_GOAL OF THE EXERCISE:_
Work out how many lines in the data hold the word "JSON", and reply with that number only.

_RECORDS FOR THE EXERCISE:_
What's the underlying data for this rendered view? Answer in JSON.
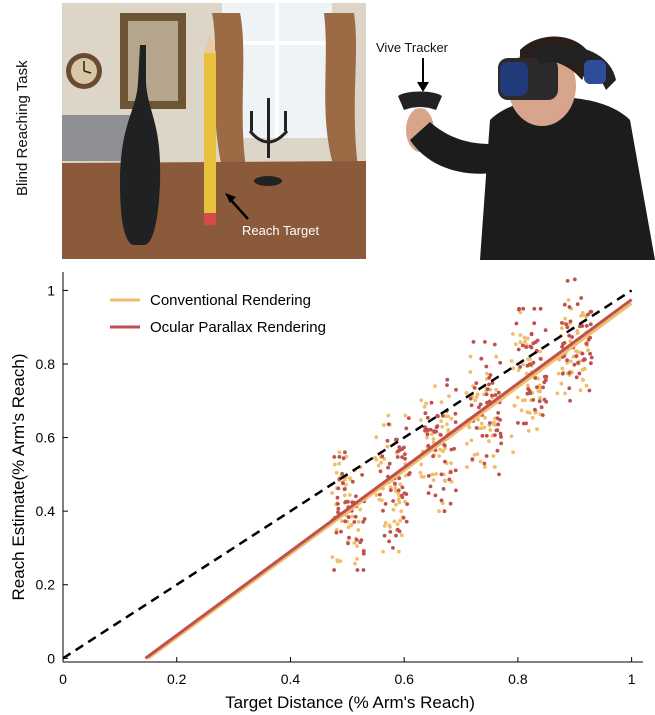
{
  "header": {
    "side_label": "Blind Reaching Task",
    "reach_target_label": "Reach Target",
    "tracker_label": "Vive Tracker"
  },
  "colors": {
    "conventional": "#F0BD6A",
    "ocular": "#C0504D",
    "identity": "#000000"
  },
  "chart_data": {
    "type": "scatter",
    "xlabel": "Target Distance (% Arm's Reach)",
    "ylabel": "Reach Estimate(% Arm's Reach)",
    "xlim": [
      0,
      1.02
    ],
    "ylim": [
      -0.01,
      1.05
    ],
    "xticks": [
      "0",
      "0.2",
      "0.4",
      "0.6",
      "0.8",
      "1"
    ],
    "yticks": [
      "0",
      "0.2",
      "0.4",
      "0.6",
      "0.8",
      "1"
    ],
    "legend_position": "top-left",
    "target_distances": [
      0.5,
      0.58,
      0.66,
      0.74,
      0.82,
      0.9
    ],
    "series": [
      {
        "name": "Conventional Rendering",
        "color": "#F0BD6A",
        "fit": {
          "x": [
            0.15,
            1.0
          ],
          "y": [
            0.0,
            0.965
          ]
        },
        "clusters": [
          {
            "x": 0.5,
            "y_range": [
              0.22,
              0.56
            ],
            "y_mean": 0.4
          },
          {
            "x": 0.58,
            "y_range": [
              0.29,
              0.66
            ],
            "y_mean": 0.47
          },
          {
            "x": 0.66,
            "y_range": [
              0.4,
              0.74
            ],
            "y_mean": 0.57
          },
          {
            "x": 0.74,
            "y_range": [
              0.52,
              0.82
            ],
            "y_mean": 0.67
          },
          {
            "x": 0.82,
            "y_range": [
              0.56,
              0.94
            ],
            "y_mean": 0.76
          },
          {
            "x": 0.9,
            "y_range": [
              0.72,
              1.04
            ],
            "y_mean": 0.84
          }
        ]
      },
      {
        "name": "Ocular Parallax Rendering",
        "color": "#C0504D",
        "fit": {
          "x": [
            0.145,
            1.0
          ],
          "y": [
            0.0,
            0.975
          ]
        },
        "clusters": [
          {
            "x": 0.5,
            "y_range": [
              0.24,
              0.56
            ],
            "y_mean": 0.41
          },
          {
            "x": 0.58,
            "y_range": [
              0.3,
              0.68
            ],
            "y_mean": 0.48
          },
          {
            "x": 0.66,
            "y_range": [
              0.4,
              0.76
            ],
            "y_mean": 0.58
          },
          {
            "x": 0.74,
            "y_range": [
              0.5,
              0.86
            ],
            "y_mean": 0.68
          },
          {
            "x": 0.82,
            "y_range": [
              0.58,
              0.95
            ],
            "y_mean": 0.77
          },
          {
            "x": 0.9,
            "y_range": [
              0.7,
              1.03
            ],
            "y_mean": 0.85
          }
        ]
      }
    ],
    "reference_line": {
      "style": "dashed",
      "x": [
        0,
        1
      ],
      "y": [
        0,
        1
      ]
    }
  }
}
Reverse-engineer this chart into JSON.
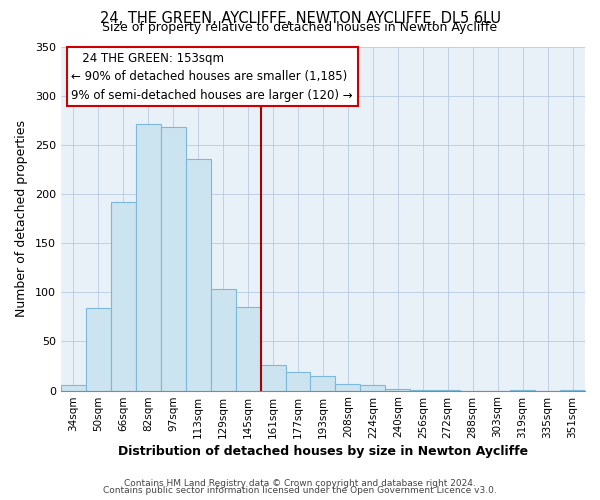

_CORRECT RESULT:_
2